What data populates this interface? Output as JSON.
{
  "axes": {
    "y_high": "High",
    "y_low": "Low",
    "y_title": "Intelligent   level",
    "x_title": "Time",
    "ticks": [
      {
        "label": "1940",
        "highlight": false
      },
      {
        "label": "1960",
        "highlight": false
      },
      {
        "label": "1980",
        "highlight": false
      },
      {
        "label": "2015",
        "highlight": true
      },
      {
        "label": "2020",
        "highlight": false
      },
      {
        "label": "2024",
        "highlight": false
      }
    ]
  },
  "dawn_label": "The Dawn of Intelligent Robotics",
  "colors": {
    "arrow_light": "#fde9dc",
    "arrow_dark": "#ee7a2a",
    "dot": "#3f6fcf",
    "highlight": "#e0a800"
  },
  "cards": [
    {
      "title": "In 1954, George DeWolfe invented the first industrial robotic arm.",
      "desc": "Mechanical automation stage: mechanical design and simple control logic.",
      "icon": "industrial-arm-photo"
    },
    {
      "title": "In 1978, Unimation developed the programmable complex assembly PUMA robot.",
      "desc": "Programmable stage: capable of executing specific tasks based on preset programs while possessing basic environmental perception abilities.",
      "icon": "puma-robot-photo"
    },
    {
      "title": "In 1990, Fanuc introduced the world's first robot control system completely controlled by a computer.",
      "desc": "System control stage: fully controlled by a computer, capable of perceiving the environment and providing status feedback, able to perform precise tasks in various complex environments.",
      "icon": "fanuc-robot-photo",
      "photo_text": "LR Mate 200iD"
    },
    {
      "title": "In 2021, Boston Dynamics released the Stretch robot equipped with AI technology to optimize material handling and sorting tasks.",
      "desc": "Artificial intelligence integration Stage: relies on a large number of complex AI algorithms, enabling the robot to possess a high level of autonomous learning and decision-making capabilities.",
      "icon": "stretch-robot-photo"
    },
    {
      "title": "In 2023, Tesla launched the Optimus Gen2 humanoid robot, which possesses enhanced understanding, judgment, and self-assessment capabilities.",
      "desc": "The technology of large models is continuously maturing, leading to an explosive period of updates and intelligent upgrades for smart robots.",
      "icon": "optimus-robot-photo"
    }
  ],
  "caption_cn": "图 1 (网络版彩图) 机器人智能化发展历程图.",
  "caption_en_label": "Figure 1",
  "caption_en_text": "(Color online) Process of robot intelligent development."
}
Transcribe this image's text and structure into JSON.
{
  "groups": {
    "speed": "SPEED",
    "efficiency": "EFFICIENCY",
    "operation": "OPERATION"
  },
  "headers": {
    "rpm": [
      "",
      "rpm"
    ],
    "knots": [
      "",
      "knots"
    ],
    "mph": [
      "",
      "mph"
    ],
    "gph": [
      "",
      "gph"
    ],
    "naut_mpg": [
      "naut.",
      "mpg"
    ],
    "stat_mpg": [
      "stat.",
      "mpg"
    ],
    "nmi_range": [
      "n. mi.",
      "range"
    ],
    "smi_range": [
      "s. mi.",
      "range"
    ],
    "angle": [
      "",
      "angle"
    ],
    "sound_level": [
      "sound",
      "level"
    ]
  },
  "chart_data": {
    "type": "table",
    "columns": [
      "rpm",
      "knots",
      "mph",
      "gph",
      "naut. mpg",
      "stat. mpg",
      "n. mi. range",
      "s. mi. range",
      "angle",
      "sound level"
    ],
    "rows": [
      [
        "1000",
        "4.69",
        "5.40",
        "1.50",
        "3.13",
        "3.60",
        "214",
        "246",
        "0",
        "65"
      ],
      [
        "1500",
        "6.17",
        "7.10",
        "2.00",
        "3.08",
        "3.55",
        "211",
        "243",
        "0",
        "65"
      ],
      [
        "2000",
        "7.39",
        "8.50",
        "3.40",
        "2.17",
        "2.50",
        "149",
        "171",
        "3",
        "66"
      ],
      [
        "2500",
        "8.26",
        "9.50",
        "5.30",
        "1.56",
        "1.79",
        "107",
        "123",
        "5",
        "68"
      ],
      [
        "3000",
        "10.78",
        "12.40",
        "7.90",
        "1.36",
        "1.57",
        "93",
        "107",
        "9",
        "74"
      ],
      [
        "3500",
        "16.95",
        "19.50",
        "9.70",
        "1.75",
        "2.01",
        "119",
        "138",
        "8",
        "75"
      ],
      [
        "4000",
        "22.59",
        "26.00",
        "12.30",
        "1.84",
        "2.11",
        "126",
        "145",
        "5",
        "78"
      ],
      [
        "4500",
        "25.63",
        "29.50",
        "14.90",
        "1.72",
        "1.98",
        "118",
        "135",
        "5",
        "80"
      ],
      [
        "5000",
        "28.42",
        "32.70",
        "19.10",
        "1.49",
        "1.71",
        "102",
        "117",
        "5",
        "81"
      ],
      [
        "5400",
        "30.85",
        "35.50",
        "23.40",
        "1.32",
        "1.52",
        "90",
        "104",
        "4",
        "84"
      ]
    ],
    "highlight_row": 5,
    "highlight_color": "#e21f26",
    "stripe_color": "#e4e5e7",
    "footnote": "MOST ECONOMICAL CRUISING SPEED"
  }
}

* * *

→ Written task:
Copy every line of the records above that holds the word "complex".

→ Response:
      "title": "In 1978, Unimation developed the programmable complex assembly PUMA robot.",
      "desc": "System control stage: fully controlled by a computer, capable of perceiving the environment and providing status feedback, able to perform precise tasks in various complex environments.",
      "desc": "Artificial intelligence integration Stage: relies on a large number of complex AI algorithms, enabling the robot to possess a high level of autonomous learning and decision-making capabilities.",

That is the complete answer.